Directions.
Copy each line below in which the string "Pucyura" occurs.

[Dataset entries]

--- Start ---

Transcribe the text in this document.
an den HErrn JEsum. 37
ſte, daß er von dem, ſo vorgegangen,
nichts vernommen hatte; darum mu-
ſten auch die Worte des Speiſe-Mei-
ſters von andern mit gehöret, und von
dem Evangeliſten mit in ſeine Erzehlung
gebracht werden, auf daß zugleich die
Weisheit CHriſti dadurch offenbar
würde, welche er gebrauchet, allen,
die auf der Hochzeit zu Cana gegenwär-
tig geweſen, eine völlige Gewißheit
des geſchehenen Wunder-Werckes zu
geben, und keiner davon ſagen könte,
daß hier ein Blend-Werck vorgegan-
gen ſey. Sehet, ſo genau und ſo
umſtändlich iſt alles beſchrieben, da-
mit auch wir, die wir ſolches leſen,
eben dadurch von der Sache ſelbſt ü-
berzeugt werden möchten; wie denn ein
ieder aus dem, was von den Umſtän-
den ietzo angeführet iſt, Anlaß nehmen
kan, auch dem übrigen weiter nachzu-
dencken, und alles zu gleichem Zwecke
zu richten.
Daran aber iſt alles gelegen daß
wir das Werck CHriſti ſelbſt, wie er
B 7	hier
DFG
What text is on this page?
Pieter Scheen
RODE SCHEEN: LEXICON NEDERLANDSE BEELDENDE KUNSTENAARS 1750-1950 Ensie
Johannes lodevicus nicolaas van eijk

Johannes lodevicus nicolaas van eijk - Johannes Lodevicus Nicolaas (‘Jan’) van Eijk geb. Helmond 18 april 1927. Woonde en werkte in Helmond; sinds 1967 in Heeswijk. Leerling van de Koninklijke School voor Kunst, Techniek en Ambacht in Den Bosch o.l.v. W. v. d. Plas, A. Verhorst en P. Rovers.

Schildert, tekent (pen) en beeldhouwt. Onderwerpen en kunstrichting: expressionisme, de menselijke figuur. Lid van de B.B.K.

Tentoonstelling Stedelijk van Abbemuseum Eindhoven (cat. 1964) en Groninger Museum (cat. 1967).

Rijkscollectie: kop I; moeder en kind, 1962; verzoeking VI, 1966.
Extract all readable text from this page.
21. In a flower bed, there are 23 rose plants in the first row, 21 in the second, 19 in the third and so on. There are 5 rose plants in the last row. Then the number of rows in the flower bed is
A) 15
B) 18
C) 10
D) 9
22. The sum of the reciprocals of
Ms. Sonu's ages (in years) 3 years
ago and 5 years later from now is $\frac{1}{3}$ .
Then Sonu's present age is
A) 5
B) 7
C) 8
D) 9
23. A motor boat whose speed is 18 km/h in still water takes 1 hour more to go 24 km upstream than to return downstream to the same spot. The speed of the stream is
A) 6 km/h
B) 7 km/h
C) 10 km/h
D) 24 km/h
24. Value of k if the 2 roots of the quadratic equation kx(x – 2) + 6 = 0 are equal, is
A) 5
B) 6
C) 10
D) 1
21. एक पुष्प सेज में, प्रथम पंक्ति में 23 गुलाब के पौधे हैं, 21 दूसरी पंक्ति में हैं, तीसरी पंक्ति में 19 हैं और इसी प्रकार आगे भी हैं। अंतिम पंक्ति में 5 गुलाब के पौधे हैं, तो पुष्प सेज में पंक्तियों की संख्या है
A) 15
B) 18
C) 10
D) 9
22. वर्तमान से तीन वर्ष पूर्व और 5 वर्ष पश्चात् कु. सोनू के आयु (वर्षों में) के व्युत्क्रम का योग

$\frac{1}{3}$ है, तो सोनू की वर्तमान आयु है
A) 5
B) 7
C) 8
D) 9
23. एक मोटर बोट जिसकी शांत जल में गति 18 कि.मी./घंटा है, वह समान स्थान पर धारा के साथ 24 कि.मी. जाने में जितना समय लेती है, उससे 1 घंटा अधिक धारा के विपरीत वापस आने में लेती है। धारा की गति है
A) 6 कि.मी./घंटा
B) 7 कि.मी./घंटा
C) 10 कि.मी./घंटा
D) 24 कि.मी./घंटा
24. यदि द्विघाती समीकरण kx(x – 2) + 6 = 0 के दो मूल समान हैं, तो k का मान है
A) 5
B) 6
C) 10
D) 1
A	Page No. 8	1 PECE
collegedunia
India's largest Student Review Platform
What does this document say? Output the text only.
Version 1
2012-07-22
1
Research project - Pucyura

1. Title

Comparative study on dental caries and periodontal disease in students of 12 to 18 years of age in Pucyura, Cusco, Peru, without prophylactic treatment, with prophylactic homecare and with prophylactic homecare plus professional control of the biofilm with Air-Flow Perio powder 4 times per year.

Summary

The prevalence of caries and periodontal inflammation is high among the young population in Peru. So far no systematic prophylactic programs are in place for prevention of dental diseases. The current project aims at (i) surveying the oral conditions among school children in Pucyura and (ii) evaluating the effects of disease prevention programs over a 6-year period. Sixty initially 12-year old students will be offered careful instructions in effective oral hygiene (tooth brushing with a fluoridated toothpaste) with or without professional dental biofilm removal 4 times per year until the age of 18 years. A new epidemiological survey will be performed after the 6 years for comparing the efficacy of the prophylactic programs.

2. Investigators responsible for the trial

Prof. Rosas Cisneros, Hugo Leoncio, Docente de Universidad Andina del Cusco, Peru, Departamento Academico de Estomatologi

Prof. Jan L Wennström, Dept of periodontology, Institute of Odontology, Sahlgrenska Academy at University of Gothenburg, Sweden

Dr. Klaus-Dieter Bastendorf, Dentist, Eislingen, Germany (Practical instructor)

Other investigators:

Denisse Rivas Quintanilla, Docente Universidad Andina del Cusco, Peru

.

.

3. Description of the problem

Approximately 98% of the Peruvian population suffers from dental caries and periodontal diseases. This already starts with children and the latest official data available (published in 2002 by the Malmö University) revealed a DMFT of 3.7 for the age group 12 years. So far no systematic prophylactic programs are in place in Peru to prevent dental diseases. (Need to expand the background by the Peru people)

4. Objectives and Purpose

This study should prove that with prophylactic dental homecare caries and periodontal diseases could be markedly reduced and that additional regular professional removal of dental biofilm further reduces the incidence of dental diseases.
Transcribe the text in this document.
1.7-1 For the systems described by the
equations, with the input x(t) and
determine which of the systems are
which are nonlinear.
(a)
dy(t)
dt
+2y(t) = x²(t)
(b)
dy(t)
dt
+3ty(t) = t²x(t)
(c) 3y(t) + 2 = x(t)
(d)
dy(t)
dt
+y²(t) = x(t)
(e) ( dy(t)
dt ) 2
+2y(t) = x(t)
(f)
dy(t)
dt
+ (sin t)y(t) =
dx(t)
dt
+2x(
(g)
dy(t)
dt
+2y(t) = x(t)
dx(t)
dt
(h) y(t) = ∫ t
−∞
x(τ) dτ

--- End ---

Output of the task.
Research project - Pucyura
Comparative study on dental caries and periodontal disease in students of 12 to 18 years of age in Pucyura, Cusco, Peru, without prophylactic treatment, with prophylactic homecare and with prophylactic homecare plus professional control of the biofilm with Air-Flow Perio powder 4 times per year.
The prevalence of caries and periodontal inflammation is high among the young population in Peru. So far no systematic prophylactic programs are in place for prevention of dental diseases. The current project aims at (i) surveying the oral conditions among school children in Pucyura and (ii) evaluating the effects of disease prevention programs over a 6-year period. Sixty initially 12-year old students will be offered careful instructions in effective oral hygiene (tooth brushing with a fluoridated toothpaste) with or without professional dental biofilm removal 4 times per year until the age of 18 years. A new epidemiological survey will be performed after the 6 years for comparing the efficacy of the prophylactic programs.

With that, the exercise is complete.